DESCRIPTION OF THE TASK — Gather each line of the entries below that includes "Surveyor".

(Data excerpts)
<<<<
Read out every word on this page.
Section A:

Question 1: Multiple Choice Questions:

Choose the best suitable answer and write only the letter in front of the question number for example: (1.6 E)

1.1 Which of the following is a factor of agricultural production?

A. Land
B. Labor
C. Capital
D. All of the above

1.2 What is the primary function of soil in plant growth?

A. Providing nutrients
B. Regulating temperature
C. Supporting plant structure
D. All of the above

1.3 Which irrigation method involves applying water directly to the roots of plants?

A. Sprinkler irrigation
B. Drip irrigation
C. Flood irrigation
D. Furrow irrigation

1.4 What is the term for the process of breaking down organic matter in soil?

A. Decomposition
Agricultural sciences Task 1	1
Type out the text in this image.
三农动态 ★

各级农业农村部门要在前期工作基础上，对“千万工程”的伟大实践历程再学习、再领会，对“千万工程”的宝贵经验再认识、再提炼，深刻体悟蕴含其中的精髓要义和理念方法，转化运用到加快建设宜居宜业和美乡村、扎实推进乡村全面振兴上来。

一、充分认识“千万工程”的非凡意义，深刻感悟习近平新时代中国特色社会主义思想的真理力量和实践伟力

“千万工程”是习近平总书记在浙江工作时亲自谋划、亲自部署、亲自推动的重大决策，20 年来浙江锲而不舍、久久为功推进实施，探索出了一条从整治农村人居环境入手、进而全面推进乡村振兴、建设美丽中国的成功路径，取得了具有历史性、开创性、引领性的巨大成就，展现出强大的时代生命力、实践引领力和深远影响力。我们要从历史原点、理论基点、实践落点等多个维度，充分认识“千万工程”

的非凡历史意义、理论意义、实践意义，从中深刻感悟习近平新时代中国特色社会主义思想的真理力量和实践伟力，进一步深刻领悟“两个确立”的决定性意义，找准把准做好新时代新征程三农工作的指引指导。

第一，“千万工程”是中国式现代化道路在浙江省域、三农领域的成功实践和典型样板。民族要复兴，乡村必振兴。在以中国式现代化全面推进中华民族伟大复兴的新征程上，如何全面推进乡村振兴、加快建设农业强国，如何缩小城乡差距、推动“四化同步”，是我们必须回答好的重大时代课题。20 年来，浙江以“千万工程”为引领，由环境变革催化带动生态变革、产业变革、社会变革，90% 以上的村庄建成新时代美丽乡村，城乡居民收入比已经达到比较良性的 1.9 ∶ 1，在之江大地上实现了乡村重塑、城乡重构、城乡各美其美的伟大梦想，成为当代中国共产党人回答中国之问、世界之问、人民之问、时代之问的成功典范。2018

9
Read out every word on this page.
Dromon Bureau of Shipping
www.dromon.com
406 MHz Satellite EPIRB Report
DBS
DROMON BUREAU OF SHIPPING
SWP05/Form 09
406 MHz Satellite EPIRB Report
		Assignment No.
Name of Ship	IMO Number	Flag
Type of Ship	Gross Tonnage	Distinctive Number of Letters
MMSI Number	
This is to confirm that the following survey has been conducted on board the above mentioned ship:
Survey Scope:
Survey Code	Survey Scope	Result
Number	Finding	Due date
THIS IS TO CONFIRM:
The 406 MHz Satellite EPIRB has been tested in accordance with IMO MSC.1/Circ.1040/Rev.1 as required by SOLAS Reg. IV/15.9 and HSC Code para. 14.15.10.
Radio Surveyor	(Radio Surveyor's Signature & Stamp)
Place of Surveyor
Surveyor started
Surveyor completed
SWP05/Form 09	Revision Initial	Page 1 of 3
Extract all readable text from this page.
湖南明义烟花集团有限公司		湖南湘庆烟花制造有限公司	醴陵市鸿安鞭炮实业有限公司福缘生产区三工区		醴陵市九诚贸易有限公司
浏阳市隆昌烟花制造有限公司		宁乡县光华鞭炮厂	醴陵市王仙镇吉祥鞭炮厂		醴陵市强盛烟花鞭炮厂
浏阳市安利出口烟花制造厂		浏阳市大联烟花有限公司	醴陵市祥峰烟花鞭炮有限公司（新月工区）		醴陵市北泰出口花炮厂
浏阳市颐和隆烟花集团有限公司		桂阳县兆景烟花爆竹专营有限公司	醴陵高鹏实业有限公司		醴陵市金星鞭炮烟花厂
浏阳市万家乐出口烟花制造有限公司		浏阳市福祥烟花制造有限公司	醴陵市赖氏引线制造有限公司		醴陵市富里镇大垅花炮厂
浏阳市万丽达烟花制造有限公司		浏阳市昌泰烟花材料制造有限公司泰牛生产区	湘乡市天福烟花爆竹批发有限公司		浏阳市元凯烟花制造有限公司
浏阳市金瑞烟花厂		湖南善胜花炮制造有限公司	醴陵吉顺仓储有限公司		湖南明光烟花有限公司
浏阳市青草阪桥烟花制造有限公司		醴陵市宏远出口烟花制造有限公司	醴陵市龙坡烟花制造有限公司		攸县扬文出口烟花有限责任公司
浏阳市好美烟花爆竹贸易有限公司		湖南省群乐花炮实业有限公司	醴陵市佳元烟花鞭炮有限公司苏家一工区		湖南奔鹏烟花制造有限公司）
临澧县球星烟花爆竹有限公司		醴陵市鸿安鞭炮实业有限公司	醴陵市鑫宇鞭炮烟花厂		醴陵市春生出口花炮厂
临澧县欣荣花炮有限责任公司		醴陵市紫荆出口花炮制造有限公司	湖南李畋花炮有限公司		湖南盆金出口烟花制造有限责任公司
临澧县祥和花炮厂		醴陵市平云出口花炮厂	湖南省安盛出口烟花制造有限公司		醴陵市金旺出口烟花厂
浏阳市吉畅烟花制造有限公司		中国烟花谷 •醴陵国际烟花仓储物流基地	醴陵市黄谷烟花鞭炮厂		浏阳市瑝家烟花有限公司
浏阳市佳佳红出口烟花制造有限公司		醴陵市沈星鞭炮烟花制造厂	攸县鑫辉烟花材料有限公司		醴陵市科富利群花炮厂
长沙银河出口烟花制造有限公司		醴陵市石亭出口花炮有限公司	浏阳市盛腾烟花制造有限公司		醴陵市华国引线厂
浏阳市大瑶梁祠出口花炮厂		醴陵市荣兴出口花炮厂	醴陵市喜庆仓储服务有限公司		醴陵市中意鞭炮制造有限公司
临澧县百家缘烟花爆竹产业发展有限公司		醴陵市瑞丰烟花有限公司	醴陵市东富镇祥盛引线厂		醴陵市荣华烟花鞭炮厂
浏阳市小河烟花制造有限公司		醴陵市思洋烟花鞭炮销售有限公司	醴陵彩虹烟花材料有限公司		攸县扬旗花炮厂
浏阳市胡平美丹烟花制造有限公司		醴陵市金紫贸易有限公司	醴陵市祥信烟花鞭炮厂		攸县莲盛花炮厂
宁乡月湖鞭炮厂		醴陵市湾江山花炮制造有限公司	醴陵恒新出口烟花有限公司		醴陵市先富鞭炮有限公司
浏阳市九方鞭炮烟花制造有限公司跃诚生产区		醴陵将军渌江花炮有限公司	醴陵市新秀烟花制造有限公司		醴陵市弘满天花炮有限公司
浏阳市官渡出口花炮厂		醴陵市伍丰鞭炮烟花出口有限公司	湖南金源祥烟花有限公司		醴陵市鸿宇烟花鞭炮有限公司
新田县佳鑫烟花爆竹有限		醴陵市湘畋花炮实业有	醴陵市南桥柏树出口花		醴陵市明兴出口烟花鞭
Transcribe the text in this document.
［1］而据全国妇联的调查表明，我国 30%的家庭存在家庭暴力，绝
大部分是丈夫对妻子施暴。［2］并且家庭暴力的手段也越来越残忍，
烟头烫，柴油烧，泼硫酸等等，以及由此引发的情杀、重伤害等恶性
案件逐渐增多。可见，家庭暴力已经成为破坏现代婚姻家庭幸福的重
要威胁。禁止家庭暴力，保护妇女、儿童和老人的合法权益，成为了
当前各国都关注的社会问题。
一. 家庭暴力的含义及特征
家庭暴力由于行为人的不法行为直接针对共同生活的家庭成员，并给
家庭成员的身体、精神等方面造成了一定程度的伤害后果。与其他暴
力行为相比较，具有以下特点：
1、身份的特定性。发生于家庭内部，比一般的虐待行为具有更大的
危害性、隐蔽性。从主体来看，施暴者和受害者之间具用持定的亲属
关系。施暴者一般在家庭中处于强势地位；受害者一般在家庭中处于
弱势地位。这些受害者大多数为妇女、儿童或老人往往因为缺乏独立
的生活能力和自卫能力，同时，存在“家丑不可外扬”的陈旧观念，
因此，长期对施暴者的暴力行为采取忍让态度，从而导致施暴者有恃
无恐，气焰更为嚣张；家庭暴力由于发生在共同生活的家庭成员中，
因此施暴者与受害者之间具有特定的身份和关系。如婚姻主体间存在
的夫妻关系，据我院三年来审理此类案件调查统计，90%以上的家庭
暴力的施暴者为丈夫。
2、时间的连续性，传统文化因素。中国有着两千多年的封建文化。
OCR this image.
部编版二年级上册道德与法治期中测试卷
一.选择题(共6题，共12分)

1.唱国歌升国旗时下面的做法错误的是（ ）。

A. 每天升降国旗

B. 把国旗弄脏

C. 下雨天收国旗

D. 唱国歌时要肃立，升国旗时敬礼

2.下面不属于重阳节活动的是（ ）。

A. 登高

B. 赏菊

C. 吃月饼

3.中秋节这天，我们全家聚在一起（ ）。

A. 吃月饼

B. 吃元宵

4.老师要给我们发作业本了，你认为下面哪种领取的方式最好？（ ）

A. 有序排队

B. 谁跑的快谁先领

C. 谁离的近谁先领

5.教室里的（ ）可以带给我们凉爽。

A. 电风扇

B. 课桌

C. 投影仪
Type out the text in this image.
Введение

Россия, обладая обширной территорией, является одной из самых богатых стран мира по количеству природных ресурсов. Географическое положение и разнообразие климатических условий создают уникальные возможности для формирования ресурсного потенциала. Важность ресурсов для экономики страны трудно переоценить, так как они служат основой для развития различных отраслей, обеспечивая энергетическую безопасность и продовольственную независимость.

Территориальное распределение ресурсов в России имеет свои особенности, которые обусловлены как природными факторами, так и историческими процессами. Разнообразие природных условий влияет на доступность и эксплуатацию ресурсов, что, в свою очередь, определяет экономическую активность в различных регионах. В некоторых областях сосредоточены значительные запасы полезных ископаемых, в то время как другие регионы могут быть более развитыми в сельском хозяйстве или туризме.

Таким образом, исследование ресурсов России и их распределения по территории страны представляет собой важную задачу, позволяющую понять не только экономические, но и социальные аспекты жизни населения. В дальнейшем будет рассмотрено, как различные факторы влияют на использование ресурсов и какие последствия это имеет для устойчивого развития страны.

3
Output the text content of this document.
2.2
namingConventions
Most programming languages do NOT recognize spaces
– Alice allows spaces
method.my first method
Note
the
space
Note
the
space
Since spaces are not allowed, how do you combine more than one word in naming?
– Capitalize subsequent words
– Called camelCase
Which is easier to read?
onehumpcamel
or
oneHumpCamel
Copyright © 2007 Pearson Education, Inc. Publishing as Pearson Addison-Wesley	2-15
>>>>
OUTPUT BELOW —
Radio Surveyor	(Radio Surveyor's Signature & Stamp)
Place of Surveyor
Surveyor started
Surveyor completed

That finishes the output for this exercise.